== GIVEN INSTRUCTION ==
State how many lines hold the word "screenshot", with no other words.

== MATERIAL PROVIDED ==
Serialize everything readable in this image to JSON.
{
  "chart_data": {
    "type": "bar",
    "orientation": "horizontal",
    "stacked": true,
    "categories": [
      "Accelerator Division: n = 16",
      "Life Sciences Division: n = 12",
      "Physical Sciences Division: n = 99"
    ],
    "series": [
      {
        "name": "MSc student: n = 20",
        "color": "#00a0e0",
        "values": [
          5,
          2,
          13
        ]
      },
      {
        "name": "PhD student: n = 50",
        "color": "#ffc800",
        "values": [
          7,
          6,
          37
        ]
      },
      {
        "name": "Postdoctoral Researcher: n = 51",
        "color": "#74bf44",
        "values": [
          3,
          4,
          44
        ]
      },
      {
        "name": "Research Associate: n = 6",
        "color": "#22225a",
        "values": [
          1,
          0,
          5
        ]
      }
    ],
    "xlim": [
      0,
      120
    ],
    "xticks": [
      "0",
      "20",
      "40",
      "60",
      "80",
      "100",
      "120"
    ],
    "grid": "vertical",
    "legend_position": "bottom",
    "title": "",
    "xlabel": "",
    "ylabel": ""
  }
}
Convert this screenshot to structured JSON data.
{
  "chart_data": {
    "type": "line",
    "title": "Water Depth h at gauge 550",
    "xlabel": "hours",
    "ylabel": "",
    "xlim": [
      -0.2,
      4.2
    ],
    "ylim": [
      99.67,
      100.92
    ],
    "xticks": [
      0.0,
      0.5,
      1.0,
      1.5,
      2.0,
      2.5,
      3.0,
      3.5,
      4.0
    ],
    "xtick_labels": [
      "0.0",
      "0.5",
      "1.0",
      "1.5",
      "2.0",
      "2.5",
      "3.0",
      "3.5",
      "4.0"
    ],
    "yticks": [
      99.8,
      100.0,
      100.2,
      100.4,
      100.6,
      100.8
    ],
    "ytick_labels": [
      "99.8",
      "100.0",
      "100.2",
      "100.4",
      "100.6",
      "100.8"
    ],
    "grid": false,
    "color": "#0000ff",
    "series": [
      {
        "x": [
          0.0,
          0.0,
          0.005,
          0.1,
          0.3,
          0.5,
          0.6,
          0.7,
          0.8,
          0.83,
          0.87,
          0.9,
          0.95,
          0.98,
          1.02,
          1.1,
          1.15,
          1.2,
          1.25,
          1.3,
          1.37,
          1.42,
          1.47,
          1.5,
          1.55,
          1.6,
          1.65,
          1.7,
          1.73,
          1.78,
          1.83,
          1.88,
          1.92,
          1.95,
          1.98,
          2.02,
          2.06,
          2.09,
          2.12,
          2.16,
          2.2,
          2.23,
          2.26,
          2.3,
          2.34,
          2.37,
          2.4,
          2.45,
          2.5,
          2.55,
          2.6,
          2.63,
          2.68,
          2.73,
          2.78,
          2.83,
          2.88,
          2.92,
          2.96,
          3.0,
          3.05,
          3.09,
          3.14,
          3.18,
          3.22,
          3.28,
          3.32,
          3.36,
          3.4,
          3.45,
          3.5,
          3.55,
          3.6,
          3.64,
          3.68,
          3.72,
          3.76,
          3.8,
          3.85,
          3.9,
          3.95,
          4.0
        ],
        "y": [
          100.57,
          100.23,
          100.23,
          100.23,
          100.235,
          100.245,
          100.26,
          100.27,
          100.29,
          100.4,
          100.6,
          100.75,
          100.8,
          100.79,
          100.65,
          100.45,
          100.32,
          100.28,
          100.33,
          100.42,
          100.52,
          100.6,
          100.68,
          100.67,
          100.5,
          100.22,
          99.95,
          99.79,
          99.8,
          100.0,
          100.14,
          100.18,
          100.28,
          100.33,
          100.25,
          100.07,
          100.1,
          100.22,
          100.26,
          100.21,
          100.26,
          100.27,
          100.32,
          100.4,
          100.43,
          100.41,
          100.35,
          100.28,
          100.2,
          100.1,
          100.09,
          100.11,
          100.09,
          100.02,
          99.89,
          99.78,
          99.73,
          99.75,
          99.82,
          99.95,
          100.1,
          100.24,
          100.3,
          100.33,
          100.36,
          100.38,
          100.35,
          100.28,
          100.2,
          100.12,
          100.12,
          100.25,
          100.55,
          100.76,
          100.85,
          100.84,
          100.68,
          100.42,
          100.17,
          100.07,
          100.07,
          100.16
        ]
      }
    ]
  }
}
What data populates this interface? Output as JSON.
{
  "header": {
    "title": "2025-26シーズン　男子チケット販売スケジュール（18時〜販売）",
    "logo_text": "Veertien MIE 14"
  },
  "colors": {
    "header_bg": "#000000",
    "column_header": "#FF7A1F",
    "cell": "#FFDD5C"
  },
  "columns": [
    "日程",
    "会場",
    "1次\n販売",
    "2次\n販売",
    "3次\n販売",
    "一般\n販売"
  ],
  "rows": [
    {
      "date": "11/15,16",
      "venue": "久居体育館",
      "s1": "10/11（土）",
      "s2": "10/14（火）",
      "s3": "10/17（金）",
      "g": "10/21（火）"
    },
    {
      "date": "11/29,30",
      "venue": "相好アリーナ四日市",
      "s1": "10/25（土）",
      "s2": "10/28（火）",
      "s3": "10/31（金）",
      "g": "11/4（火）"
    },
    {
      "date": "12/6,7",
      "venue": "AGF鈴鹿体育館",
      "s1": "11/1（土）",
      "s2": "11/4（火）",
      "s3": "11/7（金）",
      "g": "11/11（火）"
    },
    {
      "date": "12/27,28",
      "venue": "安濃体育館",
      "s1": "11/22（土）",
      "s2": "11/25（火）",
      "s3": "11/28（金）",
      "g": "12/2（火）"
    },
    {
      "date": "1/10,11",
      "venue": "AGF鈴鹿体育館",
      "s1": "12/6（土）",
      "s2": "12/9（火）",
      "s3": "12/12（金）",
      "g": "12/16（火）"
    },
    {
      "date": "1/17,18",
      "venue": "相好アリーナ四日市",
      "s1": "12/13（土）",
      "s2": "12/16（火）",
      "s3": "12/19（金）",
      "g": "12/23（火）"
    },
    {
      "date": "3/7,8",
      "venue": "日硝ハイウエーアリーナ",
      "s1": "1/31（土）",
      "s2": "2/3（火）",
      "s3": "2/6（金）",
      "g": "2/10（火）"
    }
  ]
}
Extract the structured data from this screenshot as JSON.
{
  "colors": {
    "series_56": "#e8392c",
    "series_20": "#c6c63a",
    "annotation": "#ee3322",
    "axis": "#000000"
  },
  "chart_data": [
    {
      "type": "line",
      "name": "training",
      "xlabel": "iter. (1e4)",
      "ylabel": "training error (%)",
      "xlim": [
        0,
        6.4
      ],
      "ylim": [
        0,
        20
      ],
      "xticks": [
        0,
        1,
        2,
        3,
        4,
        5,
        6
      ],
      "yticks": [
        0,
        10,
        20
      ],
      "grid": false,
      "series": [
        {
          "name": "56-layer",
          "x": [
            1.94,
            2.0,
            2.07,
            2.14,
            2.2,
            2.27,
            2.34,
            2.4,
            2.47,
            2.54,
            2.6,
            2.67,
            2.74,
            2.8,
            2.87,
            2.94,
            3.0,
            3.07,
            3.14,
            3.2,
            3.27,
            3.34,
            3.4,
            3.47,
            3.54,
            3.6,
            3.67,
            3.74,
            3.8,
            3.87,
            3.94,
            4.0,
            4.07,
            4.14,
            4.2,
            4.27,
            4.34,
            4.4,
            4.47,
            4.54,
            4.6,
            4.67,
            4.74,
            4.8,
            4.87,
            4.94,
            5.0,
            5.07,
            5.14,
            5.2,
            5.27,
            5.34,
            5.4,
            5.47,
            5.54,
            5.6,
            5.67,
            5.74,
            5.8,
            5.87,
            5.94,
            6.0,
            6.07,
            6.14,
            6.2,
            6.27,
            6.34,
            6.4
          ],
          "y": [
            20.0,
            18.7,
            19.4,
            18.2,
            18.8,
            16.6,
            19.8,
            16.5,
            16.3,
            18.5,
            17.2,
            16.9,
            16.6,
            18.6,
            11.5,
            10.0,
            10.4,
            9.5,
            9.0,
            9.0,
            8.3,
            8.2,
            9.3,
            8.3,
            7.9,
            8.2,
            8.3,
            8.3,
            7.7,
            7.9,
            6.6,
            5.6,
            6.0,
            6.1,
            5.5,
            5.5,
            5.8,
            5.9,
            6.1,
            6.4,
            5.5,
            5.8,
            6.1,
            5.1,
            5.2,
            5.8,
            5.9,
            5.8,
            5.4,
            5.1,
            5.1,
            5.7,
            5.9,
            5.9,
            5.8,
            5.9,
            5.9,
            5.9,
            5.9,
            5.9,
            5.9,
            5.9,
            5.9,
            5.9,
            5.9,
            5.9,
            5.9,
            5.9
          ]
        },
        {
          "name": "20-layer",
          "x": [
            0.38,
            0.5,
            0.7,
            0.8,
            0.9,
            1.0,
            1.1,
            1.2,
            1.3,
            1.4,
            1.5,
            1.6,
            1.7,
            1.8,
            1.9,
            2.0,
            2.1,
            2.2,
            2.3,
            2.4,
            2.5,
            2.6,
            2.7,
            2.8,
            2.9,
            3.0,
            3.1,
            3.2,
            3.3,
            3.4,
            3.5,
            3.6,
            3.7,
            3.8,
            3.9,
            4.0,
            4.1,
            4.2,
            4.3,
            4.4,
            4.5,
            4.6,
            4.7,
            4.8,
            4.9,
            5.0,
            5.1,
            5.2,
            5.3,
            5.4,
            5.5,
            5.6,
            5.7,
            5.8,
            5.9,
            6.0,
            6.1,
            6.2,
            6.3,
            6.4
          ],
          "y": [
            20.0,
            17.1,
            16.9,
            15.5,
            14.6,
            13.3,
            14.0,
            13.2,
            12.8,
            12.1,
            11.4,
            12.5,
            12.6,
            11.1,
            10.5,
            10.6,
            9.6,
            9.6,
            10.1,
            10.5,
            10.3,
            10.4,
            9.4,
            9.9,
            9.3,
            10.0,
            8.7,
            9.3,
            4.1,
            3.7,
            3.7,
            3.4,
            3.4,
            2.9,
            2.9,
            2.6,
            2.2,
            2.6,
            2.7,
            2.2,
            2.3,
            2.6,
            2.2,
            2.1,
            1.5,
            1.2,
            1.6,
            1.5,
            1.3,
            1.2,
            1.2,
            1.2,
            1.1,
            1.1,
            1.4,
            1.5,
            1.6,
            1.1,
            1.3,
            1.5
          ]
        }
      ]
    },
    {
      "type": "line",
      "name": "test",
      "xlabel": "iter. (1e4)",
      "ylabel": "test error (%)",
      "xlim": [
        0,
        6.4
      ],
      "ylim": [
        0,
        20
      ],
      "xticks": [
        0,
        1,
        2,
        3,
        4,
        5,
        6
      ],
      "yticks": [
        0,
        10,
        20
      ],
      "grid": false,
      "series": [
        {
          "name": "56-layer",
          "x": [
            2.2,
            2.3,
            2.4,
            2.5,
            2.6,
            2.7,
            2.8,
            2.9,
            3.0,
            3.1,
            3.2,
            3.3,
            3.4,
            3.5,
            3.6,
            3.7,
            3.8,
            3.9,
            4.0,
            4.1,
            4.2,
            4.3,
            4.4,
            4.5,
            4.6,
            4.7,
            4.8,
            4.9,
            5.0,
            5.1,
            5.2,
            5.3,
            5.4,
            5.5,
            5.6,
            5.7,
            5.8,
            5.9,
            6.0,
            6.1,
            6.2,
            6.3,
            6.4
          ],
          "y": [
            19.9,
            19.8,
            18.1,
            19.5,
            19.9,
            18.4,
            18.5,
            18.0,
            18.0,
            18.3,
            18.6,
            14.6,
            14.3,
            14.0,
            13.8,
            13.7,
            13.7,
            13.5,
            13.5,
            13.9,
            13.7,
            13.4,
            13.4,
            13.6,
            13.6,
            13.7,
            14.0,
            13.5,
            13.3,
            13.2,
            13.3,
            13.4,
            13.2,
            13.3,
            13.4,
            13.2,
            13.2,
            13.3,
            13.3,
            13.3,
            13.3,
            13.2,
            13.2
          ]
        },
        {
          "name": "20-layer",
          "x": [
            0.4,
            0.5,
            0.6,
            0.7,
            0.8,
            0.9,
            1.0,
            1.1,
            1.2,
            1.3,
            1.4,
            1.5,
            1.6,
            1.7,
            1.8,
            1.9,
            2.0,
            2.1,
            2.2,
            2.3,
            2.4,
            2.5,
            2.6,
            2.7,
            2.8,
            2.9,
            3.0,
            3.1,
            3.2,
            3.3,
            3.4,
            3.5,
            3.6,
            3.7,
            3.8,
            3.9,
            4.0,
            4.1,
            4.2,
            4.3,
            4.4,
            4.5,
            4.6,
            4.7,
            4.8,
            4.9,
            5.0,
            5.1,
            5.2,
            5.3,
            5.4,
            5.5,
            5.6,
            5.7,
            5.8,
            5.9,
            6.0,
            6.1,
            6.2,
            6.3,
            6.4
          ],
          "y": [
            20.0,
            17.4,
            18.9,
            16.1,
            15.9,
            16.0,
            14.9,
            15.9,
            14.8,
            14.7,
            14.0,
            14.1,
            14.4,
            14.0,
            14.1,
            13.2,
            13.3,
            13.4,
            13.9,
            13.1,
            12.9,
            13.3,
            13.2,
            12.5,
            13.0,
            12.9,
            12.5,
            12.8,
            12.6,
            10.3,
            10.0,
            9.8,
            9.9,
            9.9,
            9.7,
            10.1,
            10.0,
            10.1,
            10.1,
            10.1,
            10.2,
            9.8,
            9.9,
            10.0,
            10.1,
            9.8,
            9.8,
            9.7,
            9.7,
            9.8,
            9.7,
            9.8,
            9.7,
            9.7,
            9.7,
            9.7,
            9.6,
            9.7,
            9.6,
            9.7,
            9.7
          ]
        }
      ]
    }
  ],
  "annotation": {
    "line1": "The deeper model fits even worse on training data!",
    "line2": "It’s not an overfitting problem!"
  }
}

== WORKED ANSWER ==
2